(Raw records)
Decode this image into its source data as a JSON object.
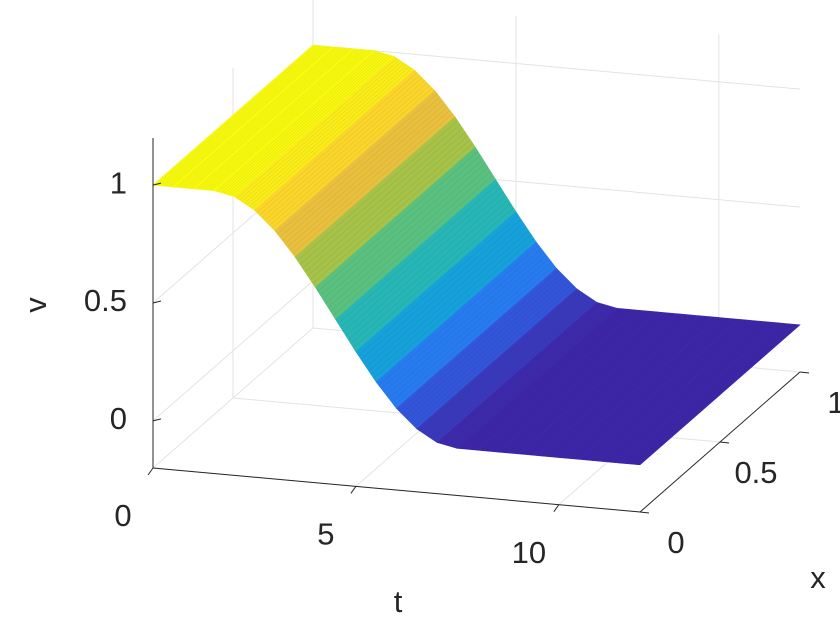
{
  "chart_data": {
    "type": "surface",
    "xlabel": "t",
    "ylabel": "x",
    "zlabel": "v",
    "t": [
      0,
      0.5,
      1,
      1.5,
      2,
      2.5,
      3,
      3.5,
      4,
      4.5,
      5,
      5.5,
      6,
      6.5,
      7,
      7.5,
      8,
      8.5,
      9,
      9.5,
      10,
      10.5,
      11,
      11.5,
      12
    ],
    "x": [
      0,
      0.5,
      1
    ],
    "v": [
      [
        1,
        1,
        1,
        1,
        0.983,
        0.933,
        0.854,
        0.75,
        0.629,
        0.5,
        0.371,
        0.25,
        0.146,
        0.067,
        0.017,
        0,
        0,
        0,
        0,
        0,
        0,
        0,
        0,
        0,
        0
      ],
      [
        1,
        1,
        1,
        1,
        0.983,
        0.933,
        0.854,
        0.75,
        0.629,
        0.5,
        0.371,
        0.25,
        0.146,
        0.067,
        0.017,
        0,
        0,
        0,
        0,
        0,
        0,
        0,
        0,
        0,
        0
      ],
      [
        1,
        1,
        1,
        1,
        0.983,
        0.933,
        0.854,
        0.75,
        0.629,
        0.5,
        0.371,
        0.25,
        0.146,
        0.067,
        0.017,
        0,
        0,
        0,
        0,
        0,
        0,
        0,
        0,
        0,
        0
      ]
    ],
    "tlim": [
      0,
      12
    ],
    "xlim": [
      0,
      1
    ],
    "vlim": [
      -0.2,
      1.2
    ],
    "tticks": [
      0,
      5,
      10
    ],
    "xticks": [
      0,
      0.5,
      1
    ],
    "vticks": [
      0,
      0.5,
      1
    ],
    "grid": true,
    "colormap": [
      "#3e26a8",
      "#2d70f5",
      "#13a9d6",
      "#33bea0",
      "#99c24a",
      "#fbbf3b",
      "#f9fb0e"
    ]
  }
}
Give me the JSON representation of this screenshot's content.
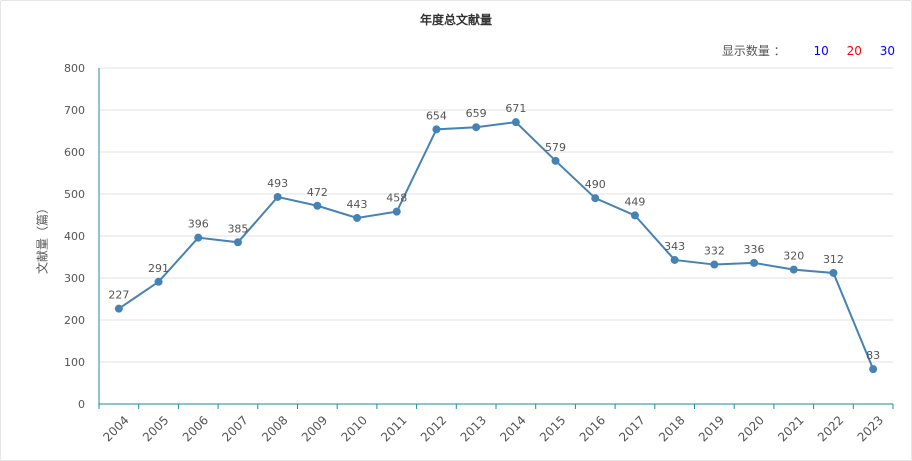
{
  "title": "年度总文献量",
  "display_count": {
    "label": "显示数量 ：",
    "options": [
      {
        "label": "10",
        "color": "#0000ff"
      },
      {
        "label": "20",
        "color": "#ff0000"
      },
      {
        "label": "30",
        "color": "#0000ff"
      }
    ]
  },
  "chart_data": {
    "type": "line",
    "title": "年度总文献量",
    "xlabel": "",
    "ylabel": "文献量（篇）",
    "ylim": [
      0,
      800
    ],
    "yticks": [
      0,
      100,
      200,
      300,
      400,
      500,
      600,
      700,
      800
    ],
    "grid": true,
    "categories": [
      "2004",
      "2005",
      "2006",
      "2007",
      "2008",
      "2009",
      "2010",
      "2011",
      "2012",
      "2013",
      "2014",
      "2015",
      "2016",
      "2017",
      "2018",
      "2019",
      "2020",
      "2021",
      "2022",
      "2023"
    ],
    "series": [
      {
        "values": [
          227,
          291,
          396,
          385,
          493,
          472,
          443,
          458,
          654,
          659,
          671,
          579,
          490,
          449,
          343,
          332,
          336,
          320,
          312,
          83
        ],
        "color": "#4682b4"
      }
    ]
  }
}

** TASK TO COMPLETE **
Select every line in the records above that contains the word "JSON".

** EXERCISE SOLUTION **
Decode this image into its source data as a JSON object.
Give me the JSON representation of this screenshot's content.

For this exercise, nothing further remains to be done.